» GIVEN INSTRUCTION: Find the number of lines below in which the word "поданного" appears, and write that number only.

» MATERIAL FOR THIS TASK:
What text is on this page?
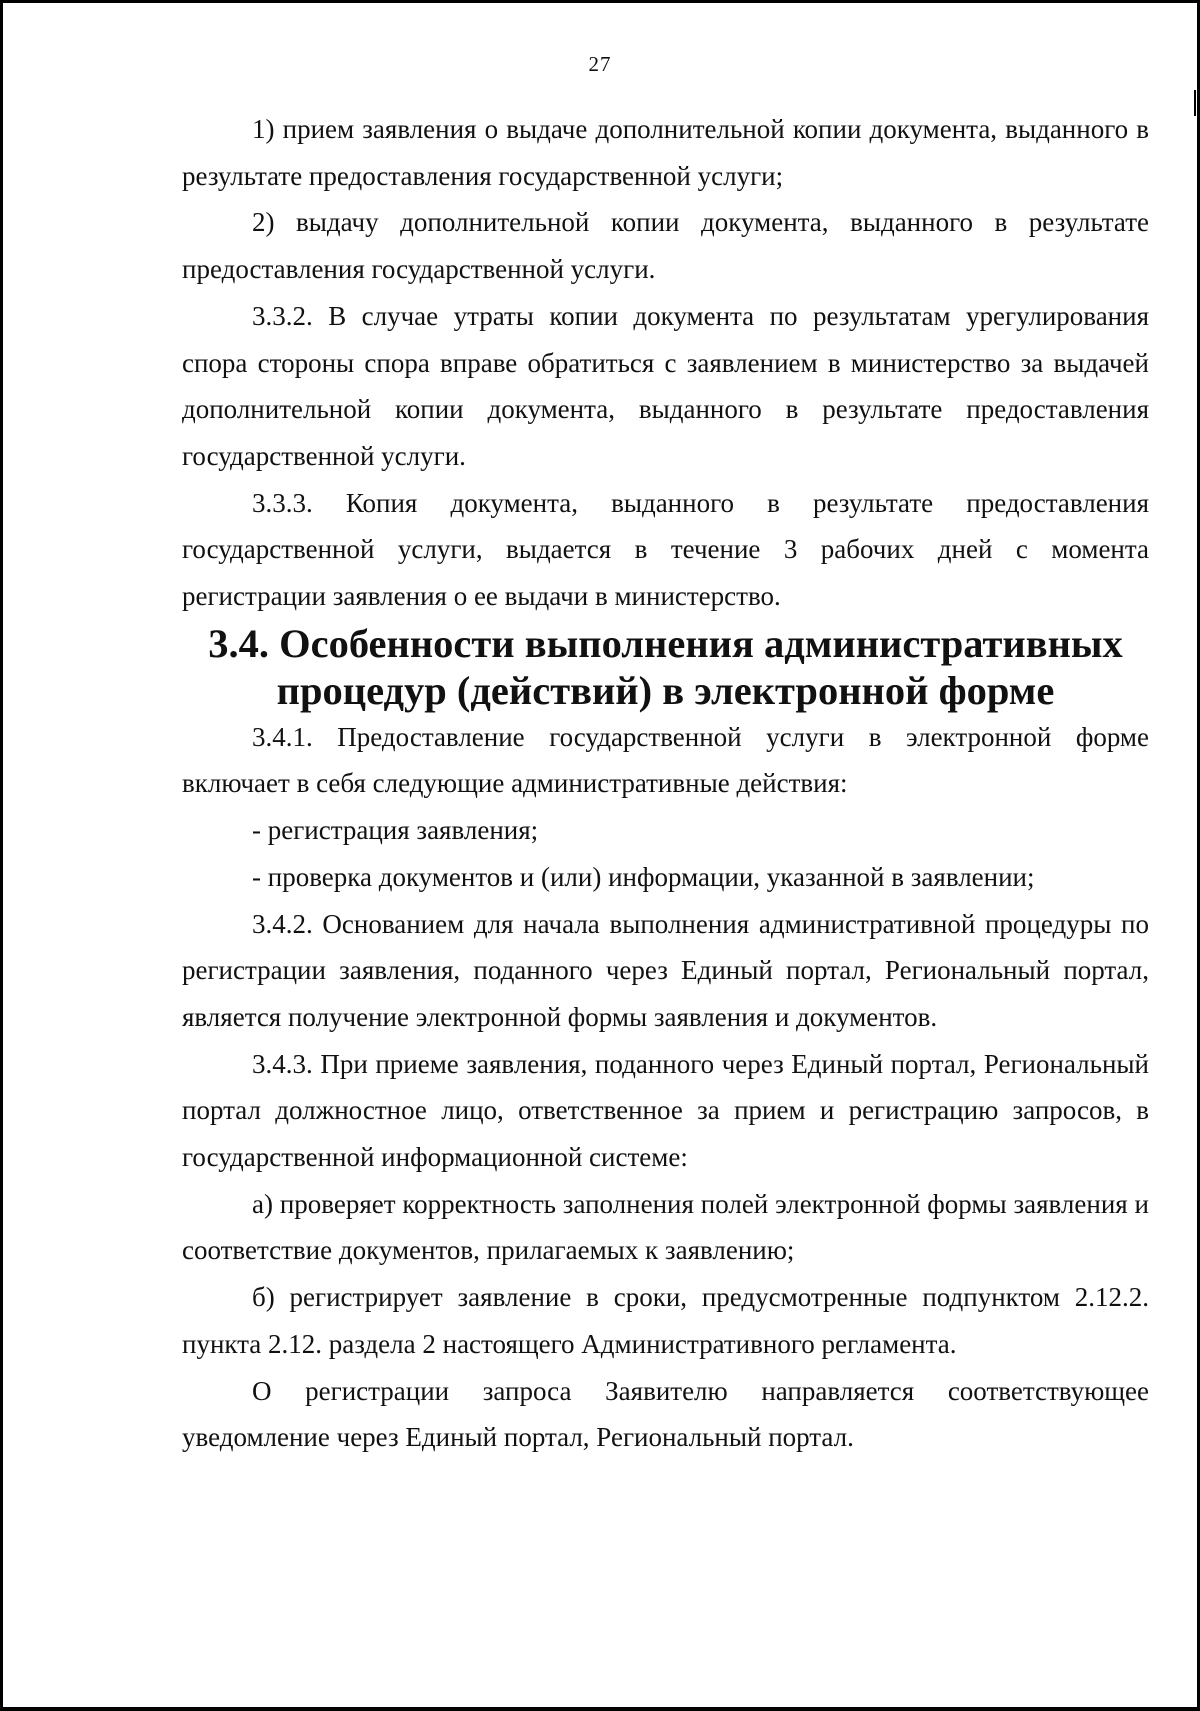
27

1) прием заявления о выдаче дополнительной копии документа, выданного в результате предоставления государственной услуги;

2) выдачу дополнительной копии документа, выданного в результате предоставления государственной услуги.

3.3.2. В случае утраты копии документа по результатам урегулирования спора стороны спора вправе обратиться с заявлением в министерство за выдачей дополнительной копии документа, выданного в результате предоставления государственной услуги.

3.3.3. Копия документа, выданного в результате предоставления государственной услуги, выдается в течение 3 рабочих дней с момента регистрации заявления о ее выдачи в министерство.

3.4. Особенности выполнения административных процедур (действий) в электронной форме

3.4.1. Предоставление государственной услуги в электронной форме включает в себя следующие административные действия:

- регистрация заявления;

- проверка документов и (или) информации, указанной в заявлении;

3.4.2. Основанием для начала выполнения административной процедуры по регистрации заявления, поданного через Единый портал, Региональный портал, является получение электронной формы заявления и документов.

3.4.3. При приеме заявления, поданного через Единый портал, Региональный портал должностное лицо, ответственное за прием и регистрацию запросов, в государственной информационной системе:

а) проверяет корректность заполнения полей электронной формы заявления и соответствие документов, прилагаемых к заявлению;

б) регистрирует заявление в сроки, предусмотренные подпунктом 2.12.2. пункта 2.12. раздела 2 настоящего Административного регламента.

О регистрации запроса Заявителю направляется соответствующее уведомление через Единый портал, Региональный портал.
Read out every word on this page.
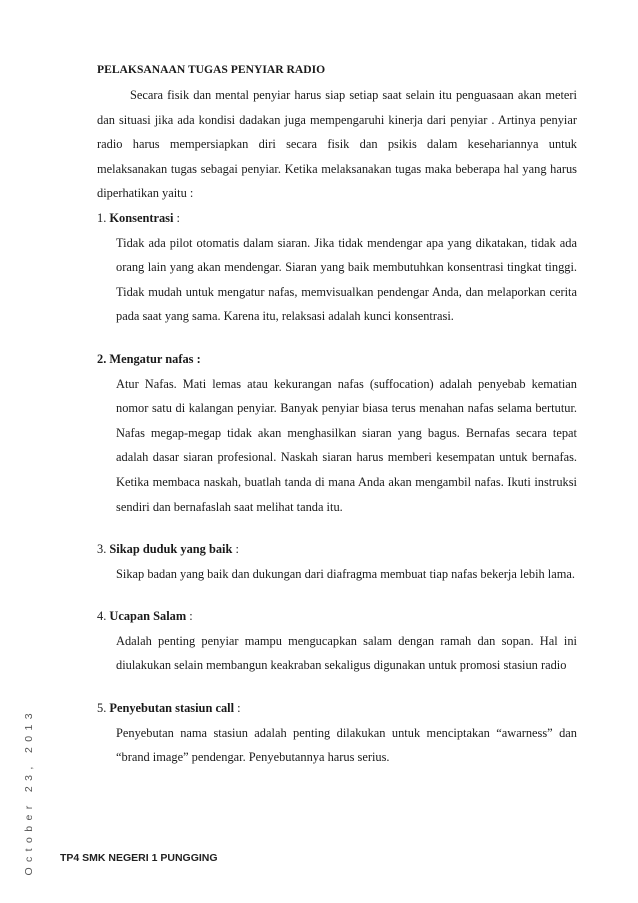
October 23, 2013

PELAKSANAAN TUGAS PENYIAR RADIO

Secara fisik dan mental penyiar harus siap setiap saat selain itu penguasaan akan meteri dan situasi jika ada kondisi dadakan juga mempengaruhi kinerja dari penyiar . Artinya penyiar radio harus mempersiapkan diri secara fisik dan psikis dalam kesehariannya untuk melaksanakan tugas sebagai penyiar. Ketika melaksanakan tugas maka beberapa hal yang harus diperhatikan yaitu :

1. Konsentrasi :

Tidak ada pilot otomatis dalam siaran. Jika tidak mendengar apa yang dikatakan, tidak ada orang lain yang akan mendengar. Siaran yang baik membutuhkan konsentrasi tingkat tinggi. Tidak mudah untuk mengatur nafas, memvisualkan pendengar Anda, dan melaporkan cerita pada saat yang sama. Karena itu, relaksasi adalah kunci konsentrasi.

2. Mengatur nafas :

Atur Nafas. Mati lemas atau kekurangan nafas (suffocation) adalah penyebab kematian nomor satu di kalangan penyiar. Banyak penyiar biasa terus menahan nafas selama bertutur. Nafas megap-megap tidak akan menghasilkan siaran yang bagus. Bernafas secara tepat adalah dasar siaran profesional. Naskah siaran harus memberi kesempatan untuk bernafas. Ketika membaca naskah, buatlah tanda di mana Anda akan mengambil nafas. Ikuti instruksi sendiri dan bernafaslah saat melihat tanda itu.

3. Sikap duduk yang baik :

Sikap badan yang baik dan dukungan dari diafragma membuat tiap nafas bekerja lebih lama.

4. Ucapan Salam :

Adalah penting penyiar mampu mengucapkan salam dengan ramah dan sopan. Hal ini diulakukan selain membangun keakraban sekaligus digunakan untuk promosi stasiun radio

5. Penyebutan stasiun call :

Penyebutan nama stasiun adalah penting dilakukan untuk menciptakan “awarness” dan “brand image” pendengar. Penyebutannya harus serius.

TP4 SMK NEGERI 1 PUNGGING
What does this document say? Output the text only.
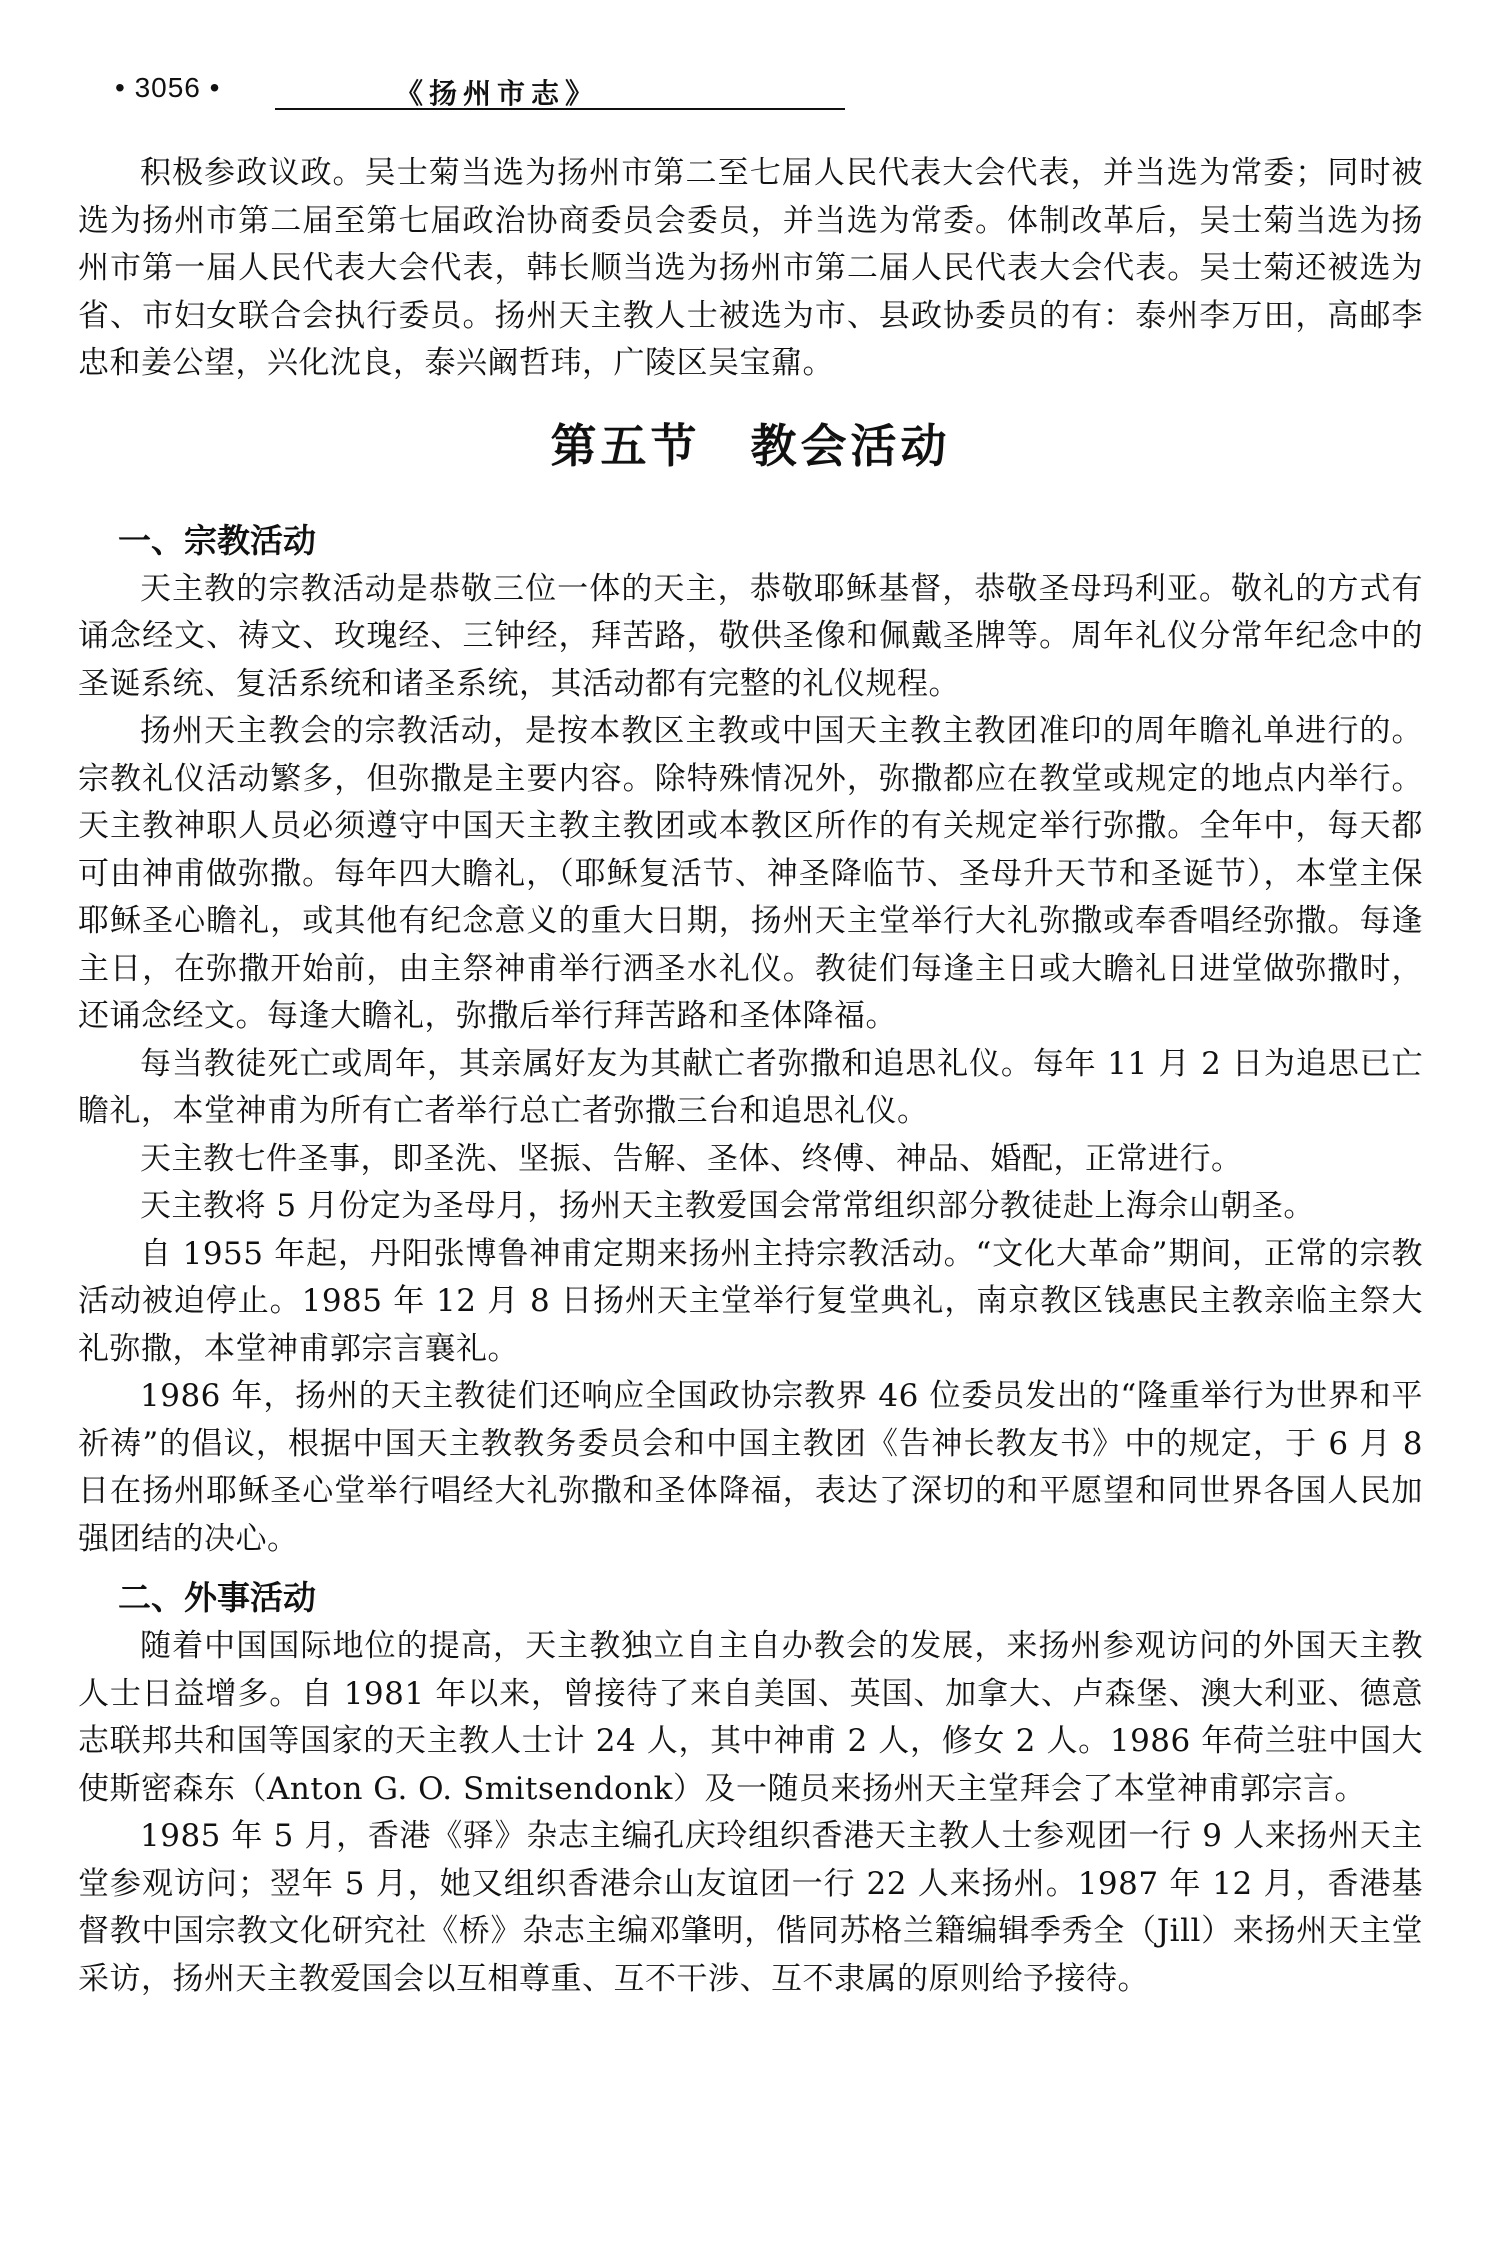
• 3056 •	《扬州市志》

积极参政议政。吴士菊当选为扬州市第二至七届人民代表大会代表，并当选为常委；同时被选为扬州市第二届至第七届政治协商委员会委员，并当选为常委。体制改革后，吴士菊当选为扬州市第一届人民代表大会代表，韩长顺当选为扬州市第二届人民代表大会代表。吴士菊还被选为省、市妇女联合会执行委员。扬州天主教人士被选为市、县政协委员的有：泰州李万田，高邮李忠和姜公望，兴化沈良，泰兴阚哲玮，广陵区吴宝鼐。

第五节　教会活动
一、宗教活动

天主教的宗教活动是恭敬三位一体的天主，恭敬耶稣基督，恭敬圣母玛利亚。敬礼的方式有诵念经文、祷文、玫瑰经、三钟经，拜苦路，敬供圣像和佩戴圣牌等。周年礼仪分常年纪念中的圣诞系统、复活系统和诸圣系统，其活动都有完整的礼仪规程。

扬州天主教会的宗教活动，是按本教区主教或中国天主教主教团准印的周年瞻礼单进行的。宗教礼仪活动繁多，但弥撒是主要内容。除特殊情况外，弥撒都应在教堂或规定的地点内举行。天主教神职人员必须遵守中国天主教主教团或本教区所作的有关规定举行弥撒。全年中，每天都可由神甫做弥撒。每年四大瞻礼，（耶稣复活节、神圣降临节、圣母升天节和圣诞节），本堂主保耶稣圣心瞻礼，或其他有纪念意义的重大日期，扬州天主堂举行大礼弥撒或奉香唱经弥撒。每逢主日，在弥撒开始前，由主祭神甫举行洒圣水礼仪。教徒们每逢主日或大瞻礼日进堂做弥撒时，还诵念经文。每逢大瞻礼，弥撒后举行拜苦路和圣体降福。

每当教徒死亡或周年，其亲属好友为其献亡者弥撒和追思礼仪。每年 11 月 2 日为追思已亡瞻礼，本堂神甫为所有亡者举行总亡者弥撒三台和追思礼仪。

天主教七件圣事，即圣洗、坚振、告解、圣体、终傅、神品、婚配，正常进行。

天主教将 5 月份定为圣母月，扬州天主教爱国会常常组织部分教徒赴上海佘山朝圣。

自 1955 年起，丹阳张博鲁神甫定期来扬州主持宗教活动。“文化大革命”期间，正常的宗教活动被迫停止。1985 年 12 月 8 日扬州天主堂举行复堂典礼，南京教区钱惠民主教亲临主祭大礼弥撒，本堂神甫郭宗言襄礼。

1986 年，扬州的天主教徒们还响应全国政协宗教界 46 位委员发出的“隆重举行为世界和平祈祷”的倡议，根据中国天主教教务委员会和中国主教团《告神长教友书》中的规定，于 6 月 8 日在扬州耶稣圣心堂举行唱经大礼弥撒和圣体降福，表达了深切的和平愿望和同世界各国人民加强团结的决心。

二、外事活动

随着中国国际地位的提高，天主教独立自主自办教会的发展，来扬州参观访问的外国天主教人士日益增多。自 1981 年以来，曾接待了来自美国、英国、加拿大、卢森堡、澳大利亚、德意志联邦共和国等国家的天主教人士计 24 人，其中神甫 2 人，修女 2 人。1986 年荷兰驻中国大使斯密森东（Anton G. O. Smitsendonk）及一随员来扬州天主堂拜会了本堂神甫郭宗言。

1985 年 5 月，香港《驿》杂志主编孔庆玲组织香港天主教人士参观团一行 9 人来扬州天主堂参观访问；翌年 5 月，她又组织香港佘山友谊团一行 22 人来扬州。1987 年 12 月，香港基督教中国宗教文化研究社《桥》杂志主编邓肇明，偕同苏格兰籍编辑季秀全（Jill）来扬州天主堂采访，扬州天主教爱国会以互相尊重、互不干涉、互不隶属的原则给予接待。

» RESPONSE FOR THIS EXERCISE: 2